Output the full listing word for word.

▸ Records for processing
════════════════════

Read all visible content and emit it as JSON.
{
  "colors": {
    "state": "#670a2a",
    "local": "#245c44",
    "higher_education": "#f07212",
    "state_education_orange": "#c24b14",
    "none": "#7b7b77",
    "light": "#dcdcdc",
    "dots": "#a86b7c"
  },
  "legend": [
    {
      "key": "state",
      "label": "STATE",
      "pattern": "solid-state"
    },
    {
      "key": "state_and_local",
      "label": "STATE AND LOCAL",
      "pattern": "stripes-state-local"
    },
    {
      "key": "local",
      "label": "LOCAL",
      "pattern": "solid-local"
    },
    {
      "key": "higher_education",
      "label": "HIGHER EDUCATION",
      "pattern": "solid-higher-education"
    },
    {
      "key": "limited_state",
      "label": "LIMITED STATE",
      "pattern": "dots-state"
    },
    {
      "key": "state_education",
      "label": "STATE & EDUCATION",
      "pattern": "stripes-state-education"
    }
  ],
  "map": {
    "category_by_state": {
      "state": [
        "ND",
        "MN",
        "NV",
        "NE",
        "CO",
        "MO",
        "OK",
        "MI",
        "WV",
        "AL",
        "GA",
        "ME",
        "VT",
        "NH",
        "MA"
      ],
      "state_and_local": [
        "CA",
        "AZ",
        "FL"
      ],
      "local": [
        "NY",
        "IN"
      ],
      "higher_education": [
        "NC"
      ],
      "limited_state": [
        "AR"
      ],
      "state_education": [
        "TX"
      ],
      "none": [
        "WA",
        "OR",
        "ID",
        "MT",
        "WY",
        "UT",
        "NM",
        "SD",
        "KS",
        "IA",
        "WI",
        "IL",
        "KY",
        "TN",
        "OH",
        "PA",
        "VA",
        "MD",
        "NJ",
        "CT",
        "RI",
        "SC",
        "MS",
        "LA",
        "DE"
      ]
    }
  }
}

════════════════════

▸ Solution below
Read all visible content and emit it as JSON.
{
  "colors": {
    "state": "#670a2a",
    "local": "#245c44",
    "higher_education": "#f07212",
    "state_education_orange": "#c24b14",
    "none": "#7b7b77",
    "light": "#dcdcdc",
    "dots": "#a86b7c"
  },
  "legend": [
    {
      "key": "state",
      "label": "STATE",
      "pattern": "solid-state"
    },
    {
      "key": "state_and_local",
      "label": "STATE AND LOCAL",
      "pattern": "stripes-state-local"
    },
    {
      "key": "local",
      "label": "LOCAL",
      "pattern": "solid-local"
    },
    {
      "key": "higher_education",
      "label": "HIGHER EDUCATION",
      "pattern": "solid-higher-education"
    },
    {
      "key": "limited_state",
      "label": "LIMITED STATE",
      "pattern": "dots-state"
    },
    {
      "key": "state_education",
      "label": "STATE & EDUCATION",
      "pattern": "stripes-state-education"
    }
  ],
  "map": {
    "category_by_state": {
      "state": [
        "ND",
        "MN",
        "NV",
        "NE",
        "CO",
        "MO",
        "OK",
        "MI",
        "WV",
        "AL",
        "GA",
        "ME",
        "VT",
        "NH",
        "MA"
      ],
      "state_and_local": [
        "CA",
        "AZ",
        "FL"
      ],
      "local": [
        "NY",
        "IN"
      ],
      "higher_education": [
        "NC"
      ],
      "limited_state": [
        "AR"
      ],
      "state_education": [
        "TX"
      ],
      "none": [
        "WA",
        "OR",
        "ID",
        "MT",
        "WY",
        "UT",
        "NM",
        "SD",
        "KS",
        "IA",
        "WI",
        "IL",
        "KY",
        "TN",
        "OH",
        "PA",
        "VA",
        "MD",
        "NJ",
        "CT",
        "RI",
        "SC",
        "MS",
        "LA",
        "DE"
      ]
    }
  }
}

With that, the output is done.